"""

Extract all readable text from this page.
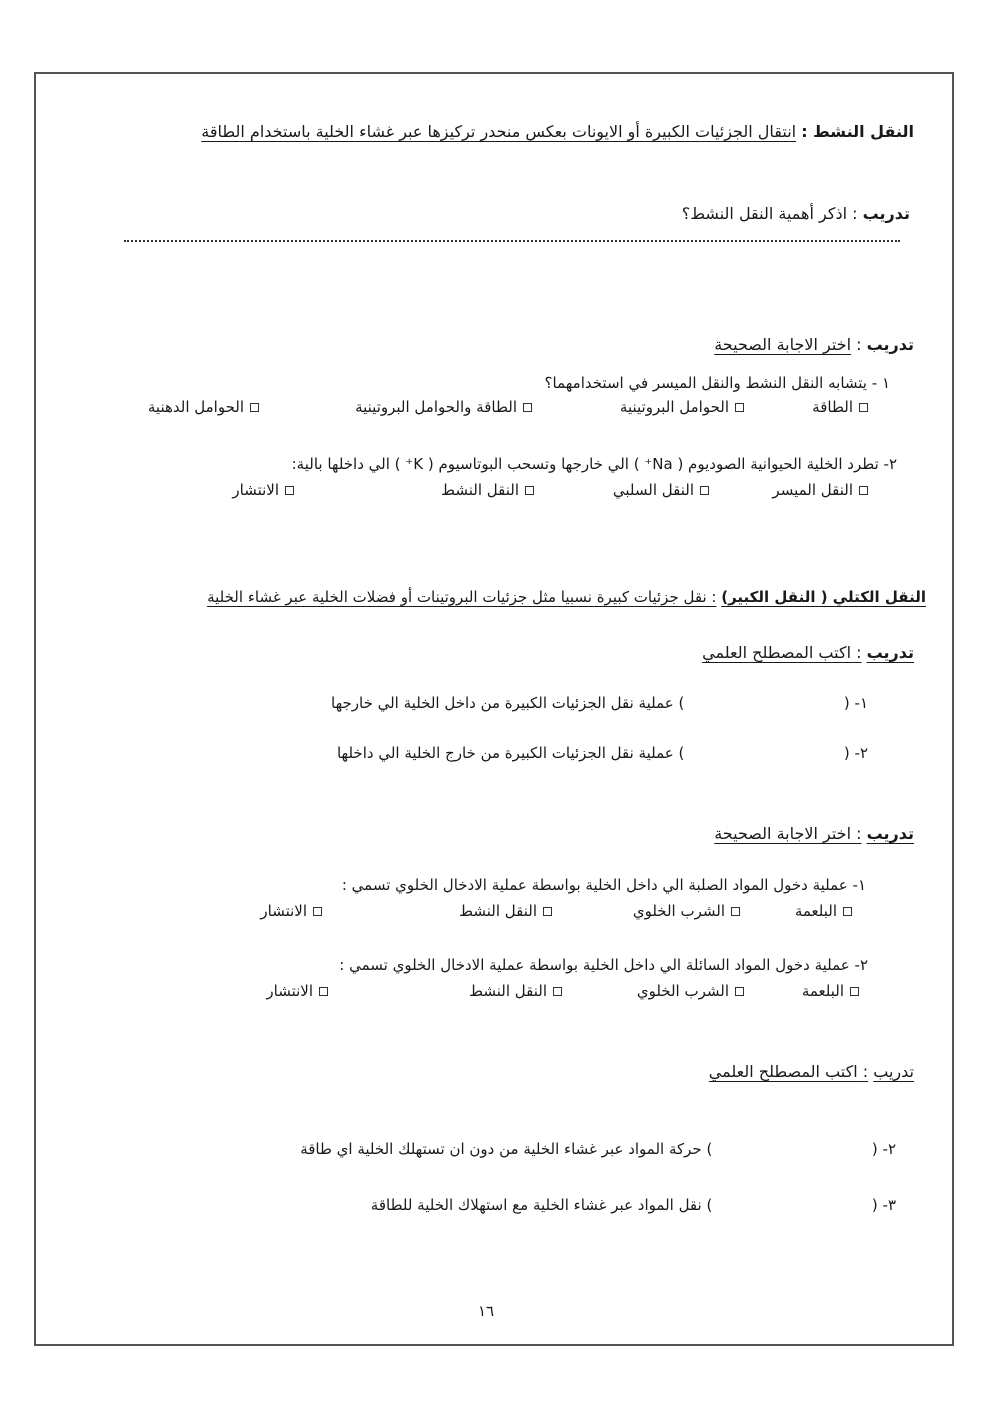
النقل النشط : انتقال الجزئيات الكبيرة أو الايونات بعكس منحدر تركيزها عبر غشاء الخلية باستخدام الطاقة
تدريب : اذكر أهمية النقل النشط؟
تدريب : اختر الاجابة الصحيحة
١ - يتشابه النقل النشط والنقل الميسر في استخدامهما؟
الطاقة
الحوامل البروتينية
الطاقة والحوامل البروتينية
الحوامل الدهنية
٢- تطرد الخلية الحيوانية الصوديوم ( Na⁺ ) الي خارجها وتسحب البوتاسيوم ( K⁺ ) الي داخلها بالية:
النقل الميسر
النقل السلبي
النقل النشط
الانتشار
النقل الكتلي ( النقل الكبير) : نقل جزئيات كبيرة نسبيا مثل جزئيات البروتينات أو فضلات الخلية عبر غشاء الخلية
تدريب : اكتب المصطلح العلمي
١- (  ) عملية نقل الجزئيات الكبيرة من داخل الخلية الي خارجها
٢- (  ) عملية نقل الجزئيات الكبيرة من خارج الخلية الي داخلها
تدريب : اختر الاجابة الصحيحة
١- عملية دخول المواد الصلبة الي داخل الخلية بواسطة عملية الادخال الخلوي تسمي :
البلعمة
الشرب الخلوي
النقل النشط
الانتشار
٢- عملية دخول المواد السائلة الي داخل الخلية بواسطة عملية الادخال الخلوي تسمي :
البلعمة
الشرب الخلوي
النقل النشط
الانتشار
تدريب : اكتب المصطلح العلمي
٢- (  ) حركة المواد عبر غشاء الخلية من دون ان تستهلك الخلية اي طاقة
٣- (  ) نقل المواد عبر غشاء الخلية مع استهلاك الخلية للطاقة
١٦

"""

Your objective: In the copy, include all records verbatim but no images.

Solution below:
Extract all readable text from this page.
النقل النشط : انتقال الجزئيات الكبيرة أو الايونات بعكس منحدر تركيزها عبر غشاء الخلية باستخدام الطاقة
تدريب : اذكر أهمية النقل النشط؟
تدريب : اختر الاجابة الصحيحة
١ - يتشابه النقل النشط والنقل الميسر في استخدامهما؟
الطاقة
الحوامل البروتينية
الطاقة والحوامل البروتينية
الحوامل الدهنية
٢- تطرد الخلية الحيوانية الصوديوم ( Na⁺ ) الي خارجها وتسحب البوتاسيوم ( K⁺ ) الي داخلها بالية:
النقل الميسر
النقل السلبي
النقل النشط
الانتشار
النقل الكتلي ( النقل الكبير) : نقل جزئيات كبيرة نسبيا مثل جزئيات البروتينات أو فضلات الخلية عبر غشاء الخلية
تدريب : اكتب المصطلح العلمي
١- (  ) عملية نقل الجزئيات الكبيرة من داخل الخلية الي خارجها
٢- (  ) عملية نقل الجزئيات الكبيرة من خارج الخلية الي داخلها
تدريب : اختر الاجابة الصحيحة
١- عملية دخول المواد الصلبة الي داخل الخلية بواسطة عملية الادخال الخلوي تسمي :
البلعمة
الشرب الخلوي
النقل النشط
الانتشار
٢- عملية دخول المواد السائلة الي داخل الخلية بواسطة عملية الادخال الخلوي تسمي :
البلعمة
الشرب الخلوي
النقل النشط
الانتشار
تدريب : اكتب المصطلح العلمي
٢- (  ) حركة المواد عبر غشاء الخلية من دون ان تستهلك الخلية اي طاقة
٣- (  ) نقل المواد عبر غشاء الخلية مع استهلاك الخلية للطاقة
١٦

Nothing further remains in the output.